Records:

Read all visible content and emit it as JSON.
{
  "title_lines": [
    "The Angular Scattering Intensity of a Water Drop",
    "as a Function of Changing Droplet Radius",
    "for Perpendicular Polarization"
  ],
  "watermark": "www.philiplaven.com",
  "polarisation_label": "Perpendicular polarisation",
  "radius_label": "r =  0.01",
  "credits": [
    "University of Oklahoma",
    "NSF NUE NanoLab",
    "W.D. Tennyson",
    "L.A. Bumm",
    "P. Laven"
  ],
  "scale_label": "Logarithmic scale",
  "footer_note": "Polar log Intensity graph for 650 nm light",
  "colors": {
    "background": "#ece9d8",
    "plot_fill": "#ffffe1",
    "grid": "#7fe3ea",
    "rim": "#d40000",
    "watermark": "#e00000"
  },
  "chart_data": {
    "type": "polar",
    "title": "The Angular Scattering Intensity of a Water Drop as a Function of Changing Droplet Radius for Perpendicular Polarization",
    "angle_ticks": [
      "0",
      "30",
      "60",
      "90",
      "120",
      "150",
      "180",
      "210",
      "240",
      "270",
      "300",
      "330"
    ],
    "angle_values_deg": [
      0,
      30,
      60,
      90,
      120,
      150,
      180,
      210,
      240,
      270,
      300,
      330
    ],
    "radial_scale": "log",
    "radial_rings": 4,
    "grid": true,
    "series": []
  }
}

Task:
In the listing above, find the lines holding the word "Perpendicular" and copy them.

Reply:
    "for Perpendicular Polarization"
  "polarisation_label": "Perpendicular polarisation",
    "title": "The Angular Scattering Intensity of a Water Drop as a Function of Changing Droplet Radius for Perpendicular Polarization",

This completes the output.